> _Text segment_
Opinion
Case No. 2002-L-010.
December 12, 2003
Civil Appeal from the Court of Common Pleas, Domestic Relations Division, Case No. 97 DR 000241.
Affirmed.
Michael C. Lucas, Centre Plaza South, 35350 Curtis Boulevard, #530, Eastlake, OH, 44095, (For Plaintiff-Appellant).
Lisa M. Spano, 60 South Park Place, Painesville, OH 44077, (For Defendant-Appellee).
OPINION
{¶ 1} Appellant, Steven Winfield, appeals the decision of the Lake County Court of Common Pleas, Domestic Relations Division, terminating the shared parenting agreement entered into subsequent to the parties' divorce and awarding legal custody to appellee, Amy Winfield, nka Tierno.
{¶ 2} The parties were divorced by way of a decree of divorce filed with the Lake County Court of Common Pleas on June 30, 1998. As part of the decree, the parties entered into a shared parenting plan for their minor child, Christopher. The custody schedule provided for an alternating weekly placement from Friday to Friday. Appellee was designated the residential parent for school purposes. At the time of the divorce, however, Christopher was 3 years old and had not yet started school.
{¶ 3} After the divorce, in the fall of 1999, Christopher was having problems sharing and playing with his peers and problems with transitioning between activities. Apparently, Christopher also possessed a high energy level. An individual educational program indicated that he was a "special needs child" and needed placed in an integrated special needs program.
{¶ 4} Eventually, in October, 2000, his pediatrician diagnosed Christopher with Attention Deficit with Hyperactivity Adjustment Disorder ("ADHD"). According to appellant, appellee was instrumental in obtaining help for Christopher's disorder. However, appellant was uncomfortable with the diagnosis and requested a referral to a mental health specialist.
{¶ 5} Without input from appellee, appellant scheduled an appointment with a mental health specialist, Dr. William Rowane, on December 30, 2000. Appellant notified appellee of the appointment via a letter dated December 22, 2000. Although appellant wanted Dr. Rowane to treat Christopher, he disagreed with the psychiatrist regarding medications. Consequently, at the beginning of 2001, appellant commenced homeopathic treatment on Christopher consisting of fish oil pills. Appellant did so without discussing the treatments with appellee. Appellant testified that he refrained from using the pills after appellee expressed her disfavor. However, appellant's own expert psychologist, Dr. Sandra McPherson indicated that although appellant had discussed the fish oil treatments with Dr. Rowane, there was no plan for initiating this substance and neither the doctor nor the mother was part of the agreement. As such, "proceeding to do so unilaterally is clearly an instance of poor judgment and is not the kind of behavior that is desirable in the context of shared parenting."

> _Entries provided_
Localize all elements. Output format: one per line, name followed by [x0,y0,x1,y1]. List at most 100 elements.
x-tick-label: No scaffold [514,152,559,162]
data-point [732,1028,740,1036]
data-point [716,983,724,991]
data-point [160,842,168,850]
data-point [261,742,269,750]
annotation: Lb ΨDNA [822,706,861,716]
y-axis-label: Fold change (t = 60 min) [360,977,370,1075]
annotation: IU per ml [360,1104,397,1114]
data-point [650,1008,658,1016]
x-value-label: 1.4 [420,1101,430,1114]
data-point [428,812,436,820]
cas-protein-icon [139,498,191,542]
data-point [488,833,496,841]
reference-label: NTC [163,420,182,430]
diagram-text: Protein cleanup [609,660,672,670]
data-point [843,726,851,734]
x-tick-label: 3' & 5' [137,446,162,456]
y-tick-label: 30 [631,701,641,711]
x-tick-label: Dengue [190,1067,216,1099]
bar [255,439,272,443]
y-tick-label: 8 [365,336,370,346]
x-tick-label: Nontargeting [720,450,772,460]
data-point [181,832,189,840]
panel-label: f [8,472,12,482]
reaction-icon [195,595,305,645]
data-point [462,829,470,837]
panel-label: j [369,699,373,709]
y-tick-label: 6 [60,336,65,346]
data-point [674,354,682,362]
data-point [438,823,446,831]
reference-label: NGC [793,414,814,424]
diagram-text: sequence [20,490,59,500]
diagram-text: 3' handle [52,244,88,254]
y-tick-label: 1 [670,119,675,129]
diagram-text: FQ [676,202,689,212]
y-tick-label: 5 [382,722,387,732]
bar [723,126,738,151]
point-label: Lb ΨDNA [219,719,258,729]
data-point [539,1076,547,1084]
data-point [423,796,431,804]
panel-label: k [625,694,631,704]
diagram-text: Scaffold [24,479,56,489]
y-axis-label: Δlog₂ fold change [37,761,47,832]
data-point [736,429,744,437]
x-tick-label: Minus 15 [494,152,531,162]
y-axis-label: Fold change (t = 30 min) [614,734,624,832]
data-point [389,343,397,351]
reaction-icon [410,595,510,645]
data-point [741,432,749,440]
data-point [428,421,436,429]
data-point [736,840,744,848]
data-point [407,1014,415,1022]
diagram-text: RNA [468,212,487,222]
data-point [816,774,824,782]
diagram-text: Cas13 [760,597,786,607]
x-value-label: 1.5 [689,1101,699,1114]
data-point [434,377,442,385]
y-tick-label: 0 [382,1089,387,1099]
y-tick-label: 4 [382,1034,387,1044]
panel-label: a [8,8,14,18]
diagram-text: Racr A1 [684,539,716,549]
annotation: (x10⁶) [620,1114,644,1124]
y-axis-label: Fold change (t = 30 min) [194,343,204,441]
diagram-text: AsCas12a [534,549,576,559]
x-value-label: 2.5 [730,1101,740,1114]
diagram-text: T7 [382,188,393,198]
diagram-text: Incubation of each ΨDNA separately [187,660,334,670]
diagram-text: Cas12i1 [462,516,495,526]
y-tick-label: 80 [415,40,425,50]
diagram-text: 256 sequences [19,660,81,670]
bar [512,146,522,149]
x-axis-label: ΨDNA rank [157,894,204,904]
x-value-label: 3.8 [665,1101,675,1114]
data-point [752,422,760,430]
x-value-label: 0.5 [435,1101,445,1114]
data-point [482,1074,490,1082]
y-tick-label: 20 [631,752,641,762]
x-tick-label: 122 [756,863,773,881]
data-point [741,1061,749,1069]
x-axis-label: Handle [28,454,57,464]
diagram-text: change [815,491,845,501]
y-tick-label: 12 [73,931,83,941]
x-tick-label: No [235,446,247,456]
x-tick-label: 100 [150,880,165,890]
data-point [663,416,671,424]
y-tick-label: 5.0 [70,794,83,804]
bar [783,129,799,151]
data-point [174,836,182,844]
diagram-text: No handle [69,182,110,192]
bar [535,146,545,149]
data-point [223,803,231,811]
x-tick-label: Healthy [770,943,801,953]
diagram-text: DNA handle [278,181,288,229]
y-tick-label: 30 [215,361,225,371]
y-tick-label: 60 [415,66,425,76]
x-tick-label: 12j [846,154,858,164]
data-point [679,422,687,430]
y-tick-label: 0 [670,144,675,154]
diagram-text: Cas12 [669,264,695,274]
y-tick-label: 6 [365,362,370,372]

> _Prompt_
Can you reproduce the court opinion word for word, from "Lisa M. Spano, 60" up to and including "Winfield, nka Tierno."?

> _Exercise result_
Lisa M. Spano, 60 South Park Place, Painesville, OH 44077, (For Defendant-Appellee).
OPINION
{¶ 1} Appellant, Steven Winfield, appeals the decision of the Lake County Court of Common Pleas, Domestic Relations Division, terminating the shared parenting agreement entered into subsequent to the parties' divorce and awarding legal custody to appellee, Amy Winfield, nka Tierno.